Gather each line containing the string "subtitle" from these entries.

Dataset items:
#####
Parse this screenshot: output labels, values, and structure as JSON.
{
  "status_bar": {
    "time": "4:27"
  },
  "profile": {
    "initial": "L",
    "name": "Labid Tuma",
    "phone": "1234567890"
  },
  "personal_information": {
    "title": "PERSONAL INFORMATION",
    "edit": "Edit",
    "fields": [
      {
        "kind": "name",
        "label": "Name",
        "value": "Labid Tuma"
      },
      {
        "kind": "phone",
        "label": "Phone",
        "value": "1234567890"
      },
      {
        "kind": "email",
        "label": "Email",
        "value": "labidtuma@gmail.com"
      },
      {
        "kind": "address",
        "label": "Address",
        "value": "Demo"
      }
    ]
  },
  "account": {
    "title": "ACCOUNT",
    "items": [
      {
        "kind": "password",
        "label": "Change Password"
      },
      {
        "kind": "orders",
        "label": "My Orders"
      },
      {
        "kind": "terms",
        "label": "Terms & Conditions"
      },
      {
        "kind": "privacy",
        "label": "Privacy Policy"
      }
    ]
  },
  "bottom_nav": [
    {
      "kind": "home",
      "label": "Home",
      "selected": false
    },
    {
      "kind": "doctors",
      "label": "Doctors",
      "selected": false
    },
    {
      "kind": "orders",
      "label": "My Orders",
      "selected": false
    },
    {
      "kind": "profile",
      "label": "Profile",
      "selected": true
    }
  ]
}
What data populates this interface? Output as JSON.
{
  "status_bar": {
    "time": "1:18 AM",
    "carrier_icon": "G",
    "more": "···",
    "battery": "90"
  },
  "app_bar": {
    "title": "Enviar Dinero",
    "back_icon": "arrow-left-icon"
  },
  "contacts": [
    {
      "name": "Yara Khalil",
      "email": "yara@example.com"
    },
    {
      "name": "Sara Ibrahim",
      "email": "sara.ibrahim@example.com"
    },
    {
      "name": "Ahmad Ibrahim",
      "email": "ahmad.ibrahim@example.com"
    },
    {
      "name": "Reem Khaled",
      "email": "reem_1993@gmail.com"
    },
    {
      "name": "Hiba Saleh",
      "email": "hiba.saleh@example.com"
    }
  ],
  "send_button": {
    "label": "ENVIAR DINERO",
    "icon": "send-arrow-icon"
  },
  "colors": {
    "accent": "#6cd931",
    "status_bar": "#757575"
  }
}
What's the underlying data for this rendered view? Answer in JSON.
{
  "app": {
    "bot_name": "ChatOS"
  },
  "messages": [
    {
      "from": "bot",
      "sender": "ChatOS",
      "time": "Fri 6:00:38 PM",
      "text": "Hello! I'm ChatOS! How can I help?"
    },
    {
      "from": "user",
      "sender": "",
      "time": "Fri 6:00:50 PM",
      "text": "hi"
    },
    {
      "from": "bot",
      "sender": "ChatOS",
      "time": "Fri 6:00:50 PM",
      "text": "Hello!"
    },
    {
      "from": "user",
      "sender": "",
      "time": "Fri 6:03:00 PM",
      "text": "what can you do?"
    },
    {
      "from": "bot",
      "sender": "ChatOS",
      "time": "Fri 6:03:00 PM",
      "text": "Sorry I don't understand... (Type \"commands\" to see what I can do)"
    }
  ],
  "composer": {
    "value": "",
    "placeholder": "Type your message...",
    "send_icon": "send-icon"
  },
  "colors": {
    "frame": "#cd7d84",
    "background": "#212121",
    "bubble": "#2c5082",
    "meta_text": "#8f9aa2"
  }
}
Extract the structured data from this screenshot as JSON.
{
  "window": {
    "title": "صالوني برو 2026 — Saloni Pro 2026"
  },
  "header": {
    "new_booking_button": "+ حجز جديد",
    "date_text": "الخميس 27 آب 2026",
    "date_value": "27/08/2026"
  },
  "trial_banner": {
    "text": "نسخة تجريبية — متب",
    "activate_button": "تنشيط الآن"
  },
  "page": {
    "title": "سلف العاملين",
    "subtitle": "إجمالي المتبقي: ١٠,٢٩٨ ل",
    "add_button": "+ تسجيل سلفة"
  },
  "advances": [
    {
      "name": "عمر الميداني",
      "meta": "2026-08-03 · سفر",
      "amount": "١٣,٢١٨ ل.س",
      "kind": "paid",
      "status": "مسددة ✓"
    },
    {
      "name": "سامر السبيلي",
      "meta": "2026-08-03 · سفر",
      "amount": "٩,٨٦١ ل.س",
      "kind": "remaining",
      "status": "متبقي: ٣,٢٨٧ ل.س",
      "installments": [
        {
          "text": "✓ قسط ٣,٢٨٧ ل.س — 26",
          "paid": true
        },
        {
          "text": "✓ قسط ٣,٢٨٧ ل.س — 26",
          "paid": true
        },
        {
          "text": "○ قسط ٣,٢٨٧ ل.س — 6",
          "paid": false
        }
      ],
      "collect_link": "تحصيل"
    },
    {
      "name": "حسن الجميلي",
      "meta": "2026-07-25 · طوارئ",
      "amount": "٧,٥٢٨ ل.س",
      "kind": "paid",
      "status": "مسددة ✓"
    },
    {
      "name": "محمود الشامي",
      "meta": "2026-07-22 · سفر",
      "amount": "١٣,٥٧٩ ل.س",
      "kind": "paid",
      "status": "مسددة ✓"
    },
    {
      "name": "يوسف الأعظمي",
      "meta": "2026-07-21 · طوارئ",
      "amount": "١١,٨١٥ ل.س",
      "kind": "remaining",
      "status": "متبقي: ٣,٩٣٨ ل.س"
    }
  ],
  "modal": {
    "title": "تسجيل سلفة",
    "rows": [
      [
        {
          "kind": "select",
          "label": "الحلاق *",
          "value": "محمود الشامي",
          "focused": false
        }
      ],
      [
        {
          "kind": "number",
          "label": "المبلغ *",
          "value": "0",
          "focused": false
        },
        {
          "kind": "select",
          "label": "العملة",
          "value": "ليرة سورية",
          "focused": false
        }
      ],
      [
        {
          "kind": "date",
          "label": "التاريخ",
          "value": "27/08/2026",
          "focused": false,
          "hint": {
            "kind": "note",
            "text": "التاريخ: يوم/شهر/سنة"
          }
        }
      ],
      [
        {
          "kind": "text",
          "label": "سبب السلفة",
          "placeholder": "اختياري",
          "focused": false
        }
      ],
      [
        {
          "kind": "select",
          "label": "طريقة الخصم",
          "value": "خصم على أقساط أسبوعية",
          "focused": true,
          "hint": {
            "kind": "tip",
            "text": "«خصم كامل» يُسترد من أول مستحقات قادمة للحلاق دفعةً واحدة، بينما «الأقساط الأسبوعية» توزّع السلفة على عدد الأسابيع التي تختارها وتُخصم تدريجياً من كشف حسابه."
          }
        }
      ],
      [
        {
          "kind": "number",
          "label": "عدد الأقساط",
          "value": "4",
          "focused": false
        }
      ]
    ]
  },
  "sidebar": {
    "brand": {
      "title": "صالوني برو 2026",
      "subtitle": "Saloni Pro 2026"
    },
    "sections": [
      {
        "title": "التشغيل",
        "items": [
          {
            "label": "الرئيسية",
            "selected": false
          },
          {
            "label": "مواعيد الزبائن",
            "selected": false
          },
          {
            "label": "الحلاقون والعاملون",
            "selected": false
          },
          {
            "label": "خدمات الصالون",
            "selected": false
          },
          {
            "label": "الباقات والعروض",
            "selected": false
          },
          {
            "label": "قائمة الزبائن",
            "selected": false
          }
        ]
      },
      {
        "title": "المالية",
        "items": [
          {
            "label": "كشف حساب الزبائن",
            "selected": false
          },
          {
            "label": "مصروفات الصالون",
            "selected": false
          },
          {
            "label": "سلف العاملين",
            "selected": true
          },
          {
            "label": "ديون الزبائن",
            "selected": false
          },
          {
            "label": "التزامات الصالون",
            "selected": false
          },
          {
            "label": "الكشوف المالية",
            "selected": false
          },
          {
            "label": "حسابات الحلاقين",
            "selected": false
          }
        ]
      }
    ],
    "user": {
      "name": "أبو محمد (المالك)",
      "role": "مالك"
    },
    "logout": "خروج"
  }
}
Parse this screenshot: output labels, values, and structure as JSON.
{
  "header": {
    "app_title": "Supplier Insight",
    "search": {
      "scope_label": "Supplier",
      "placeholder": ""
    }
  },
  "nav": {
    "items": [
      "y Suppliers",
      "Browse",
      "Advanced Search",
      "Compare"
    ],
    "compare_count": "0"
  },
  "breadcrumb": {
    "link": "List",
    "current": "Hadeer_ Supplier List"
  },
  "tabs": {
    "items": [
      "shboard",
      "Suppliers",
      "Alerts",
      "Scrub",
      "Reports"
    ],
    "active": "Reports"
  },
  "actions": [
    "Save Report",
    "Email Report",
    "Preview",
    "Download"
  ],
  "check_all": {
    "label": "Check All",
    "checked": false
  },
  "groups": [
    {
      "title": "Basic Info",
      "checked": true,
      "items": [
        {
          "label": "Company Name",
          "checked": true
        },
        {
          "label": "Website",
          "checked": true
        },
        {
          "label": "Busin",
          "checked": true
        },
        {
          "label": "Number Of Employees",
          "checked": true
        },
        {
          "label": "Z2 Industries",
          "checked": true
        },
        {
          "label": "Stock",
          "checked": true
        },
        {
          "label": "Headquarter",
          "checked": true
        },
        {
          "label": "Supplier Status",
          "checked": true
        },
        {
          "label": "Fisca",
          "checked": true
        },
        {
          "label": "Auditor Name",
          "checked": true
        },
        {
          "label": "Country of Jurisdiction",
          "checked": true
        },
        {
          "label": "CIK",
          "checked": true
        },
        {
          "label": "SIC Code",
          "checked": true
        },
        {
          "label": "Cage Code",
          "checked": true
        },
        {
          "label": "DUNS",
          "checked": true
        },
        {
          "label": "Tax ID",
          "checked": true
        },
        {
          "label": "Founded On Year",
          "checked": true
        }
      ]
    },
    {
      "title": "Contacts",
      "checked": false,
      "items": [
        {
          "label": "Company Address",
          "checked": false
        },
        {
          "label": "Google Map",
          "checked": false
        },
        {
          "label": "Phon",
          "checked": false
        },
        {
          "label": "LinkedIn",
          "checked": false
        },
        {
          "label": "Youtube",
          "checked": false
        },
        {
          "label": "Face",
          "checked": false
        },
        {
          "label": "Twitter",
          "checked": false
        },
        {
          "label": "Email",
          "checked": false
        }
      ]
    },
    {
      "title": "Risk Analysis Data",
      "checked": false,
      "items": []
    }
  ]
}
#####
Result of this exercise:
    "subtitle": "إجمالي المتبقي: ١٠,٢٩٨ ل",
      "subtitle": "Saloni Pro 2026"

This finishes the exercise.